◆ What needs to be done:
In the entries below, count every line containing "this". Return the number and nothing else.

[Start of Extracted data]

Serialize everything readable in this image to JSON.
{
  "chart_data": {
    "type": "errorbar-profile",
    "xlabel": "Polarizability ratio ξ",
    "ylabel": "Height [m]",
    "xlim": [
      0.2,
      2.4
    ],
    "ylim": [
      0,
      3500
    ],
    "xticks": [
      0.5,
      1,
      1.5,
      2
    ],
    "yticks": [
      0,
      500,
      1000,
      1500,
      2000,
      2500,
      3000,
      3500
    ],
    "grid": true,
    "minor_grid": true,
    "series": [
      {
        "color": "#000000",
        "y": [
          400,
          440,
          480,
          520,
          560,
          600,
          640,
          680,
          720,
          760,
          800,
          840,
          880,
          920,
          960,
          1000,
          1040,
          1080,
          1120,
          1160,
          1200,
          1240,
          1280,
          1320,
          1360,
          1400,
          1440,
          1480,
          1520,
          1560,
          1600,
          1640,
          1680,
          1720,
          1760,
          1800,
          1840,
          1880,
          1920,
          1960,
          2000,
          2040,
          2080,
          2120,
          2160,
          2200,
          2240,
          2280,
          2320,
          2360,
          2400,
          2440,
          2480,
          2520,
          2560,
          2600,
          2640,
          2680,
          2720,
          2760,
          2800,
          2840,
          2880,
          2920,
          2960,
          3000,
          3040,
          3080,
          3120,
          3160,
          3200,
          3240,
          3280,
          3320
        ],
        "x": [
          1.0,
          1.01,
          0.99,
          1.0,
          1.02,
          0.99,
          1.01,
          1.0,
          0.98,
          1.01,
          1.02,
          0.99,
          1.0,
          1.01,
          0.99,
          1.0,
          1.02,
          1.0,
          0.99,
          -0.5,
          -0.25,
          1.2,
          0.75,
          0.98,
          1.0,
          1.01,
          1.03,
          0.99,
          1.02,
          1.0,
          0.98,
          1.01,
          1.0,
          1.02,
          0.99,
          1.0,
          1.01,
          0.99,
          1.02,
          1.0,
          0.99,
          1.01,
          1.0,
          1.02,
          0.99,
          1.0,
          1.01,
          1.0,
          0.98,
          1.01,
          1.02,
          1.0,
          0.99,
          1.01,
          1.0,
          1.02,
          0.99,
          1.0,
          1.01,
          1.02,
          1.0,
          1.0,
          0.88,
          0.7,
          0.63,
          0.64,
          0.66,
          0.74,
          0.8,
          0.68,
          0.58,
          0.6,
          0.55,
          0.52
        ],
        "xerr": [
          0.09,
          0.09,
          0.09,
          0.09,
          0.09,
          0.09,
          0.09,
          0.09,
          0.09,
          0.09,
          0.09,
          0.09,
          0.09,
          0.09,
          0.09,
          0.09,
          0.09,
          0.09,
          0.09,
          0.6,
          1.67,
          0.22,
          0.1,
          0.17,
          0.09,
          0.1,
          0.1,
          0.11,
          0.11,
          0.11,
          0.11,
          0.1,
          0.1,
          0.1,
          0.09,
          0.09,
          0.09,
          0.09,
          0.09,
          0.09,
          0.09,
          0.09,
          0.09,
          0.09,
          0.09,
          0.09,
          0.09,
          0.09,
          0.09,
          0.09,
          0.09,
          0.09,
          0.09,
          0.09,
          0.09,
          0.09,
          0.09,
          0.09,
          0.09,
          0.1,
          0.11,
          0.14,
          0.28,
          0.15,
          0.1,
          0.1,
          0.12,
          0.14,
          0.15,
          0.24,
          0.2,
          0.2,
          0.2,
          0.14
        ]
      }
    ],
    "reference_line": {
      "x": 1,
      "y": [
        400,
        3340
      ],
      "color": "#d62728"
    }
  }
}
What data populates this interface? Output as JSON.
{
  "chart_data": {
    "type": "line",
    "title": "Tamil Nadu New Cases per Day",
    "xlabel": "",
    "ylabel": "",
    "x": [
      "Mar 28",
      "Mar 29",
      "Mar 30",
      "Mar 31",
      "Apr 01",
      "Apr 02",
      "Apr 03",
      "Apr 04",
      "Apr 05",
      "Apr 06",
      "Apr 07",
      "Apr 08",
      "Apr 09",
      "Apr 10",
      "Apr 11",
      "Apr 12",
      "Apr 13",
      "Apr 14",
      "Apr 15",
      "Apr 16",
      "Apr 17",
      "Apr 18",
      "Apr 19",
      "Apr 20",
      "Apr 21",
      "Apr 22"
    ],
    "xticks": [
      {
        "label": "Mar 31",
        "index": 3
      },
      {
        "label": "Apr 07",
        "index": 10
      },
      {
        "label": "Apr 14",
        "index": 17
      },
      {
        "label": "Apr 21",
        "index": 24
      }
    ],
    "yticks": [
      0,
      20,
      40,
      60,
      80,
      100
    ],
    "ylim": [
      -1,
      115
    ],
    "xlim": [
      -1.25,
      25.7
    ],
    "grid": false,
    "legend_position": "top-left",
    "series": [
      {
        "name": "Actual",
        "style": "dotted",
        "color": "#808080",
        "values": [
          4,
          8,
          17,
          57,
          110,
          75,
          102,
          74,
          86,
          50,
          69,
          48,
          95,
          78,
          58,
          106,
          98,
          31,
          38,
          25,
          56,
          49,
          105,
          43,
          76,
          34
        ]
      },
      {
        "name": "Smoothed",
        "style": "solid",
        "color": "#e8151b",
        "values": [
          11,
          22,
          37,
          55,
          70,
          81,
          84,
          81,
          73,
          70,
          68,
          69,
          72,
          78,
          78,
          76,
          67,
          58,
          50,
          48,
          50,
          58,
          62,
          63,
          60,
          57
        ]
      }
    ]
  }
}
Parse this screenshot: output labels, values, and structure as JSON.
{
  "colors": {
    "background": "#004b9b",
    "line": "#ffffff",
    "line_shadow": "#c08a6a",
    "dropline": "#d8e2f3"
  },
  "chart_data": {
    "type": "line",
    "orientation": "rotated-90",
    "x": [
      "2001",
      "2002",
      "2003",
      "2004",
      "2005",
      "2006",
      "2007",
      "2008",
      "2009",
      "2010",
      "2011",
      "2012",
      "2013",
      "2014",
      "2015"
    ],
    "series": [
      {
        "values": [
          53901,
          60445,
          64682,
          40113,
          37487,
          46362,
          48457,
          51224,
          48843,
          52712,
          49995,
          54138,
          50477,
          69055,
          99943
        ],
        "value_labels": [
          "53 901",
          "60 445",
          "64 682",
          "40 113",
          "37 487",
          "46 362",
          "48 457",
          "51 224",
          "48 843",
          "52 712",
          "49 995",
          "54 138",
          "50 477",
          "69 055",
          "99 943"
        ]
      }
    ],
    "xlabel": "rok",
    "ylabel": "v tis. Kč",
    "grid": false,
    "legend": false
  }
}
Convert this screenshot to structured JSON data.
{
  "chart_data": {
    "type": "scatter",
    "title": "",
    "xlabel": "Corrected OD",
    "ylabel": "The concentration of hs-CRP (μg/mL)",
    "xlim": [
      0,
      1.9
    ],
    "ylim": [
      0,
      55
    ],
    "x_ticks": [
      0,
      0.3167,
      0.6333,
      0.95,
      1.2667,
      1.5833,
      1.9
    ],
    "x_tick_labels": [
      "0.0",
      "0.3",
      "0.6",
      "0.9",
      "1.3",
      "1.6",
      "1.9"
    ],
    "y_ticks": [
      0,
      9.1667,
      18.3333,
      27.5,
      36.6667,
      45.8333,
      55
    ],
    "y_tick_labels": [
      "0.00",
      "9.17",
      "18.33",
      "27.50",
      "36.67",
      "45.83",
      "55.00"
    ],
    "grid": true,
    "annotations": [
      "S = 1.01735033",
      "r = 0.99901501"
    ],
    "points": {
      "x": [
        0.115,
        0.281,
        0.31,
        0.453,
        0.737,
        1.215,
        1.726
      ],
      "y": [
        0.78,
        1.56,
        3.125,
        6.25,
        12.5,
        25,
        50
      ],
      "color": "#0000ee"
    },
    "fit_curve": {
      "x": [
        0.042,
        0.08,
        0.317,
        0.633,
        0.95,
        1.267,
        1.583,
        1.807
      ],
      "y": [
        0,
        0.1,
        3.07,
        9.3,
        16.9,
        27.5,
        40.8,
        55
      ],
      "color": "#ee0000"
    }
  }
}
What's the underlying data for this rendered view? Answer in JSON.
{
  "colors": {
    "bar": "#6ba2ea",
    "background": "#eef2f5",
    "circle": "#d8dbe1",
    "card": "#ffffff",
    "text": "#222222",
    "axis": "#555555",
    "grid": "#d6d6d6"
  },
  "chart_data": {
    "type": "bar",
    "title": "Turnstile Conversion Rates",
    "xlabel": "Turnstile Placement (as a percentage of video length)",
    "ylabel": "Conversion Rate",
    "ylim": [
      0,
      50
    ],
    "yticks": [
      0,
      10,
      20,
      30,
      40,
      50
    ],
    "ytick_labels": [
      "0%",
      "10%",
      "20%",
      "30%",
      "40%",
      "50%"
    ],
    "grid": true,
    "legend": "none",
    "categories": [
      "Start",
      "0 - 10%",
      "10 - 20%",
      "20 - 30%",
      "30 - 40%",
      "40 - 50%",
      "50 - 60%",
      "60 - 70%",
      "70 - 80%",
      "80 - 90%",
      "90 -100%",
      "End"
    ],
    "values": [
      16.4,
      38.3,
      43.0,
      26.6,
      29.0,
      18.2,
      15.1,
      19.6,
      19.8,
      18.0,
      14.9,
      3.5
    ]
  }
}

[End of Extracted data]

◆ Exercise output:
5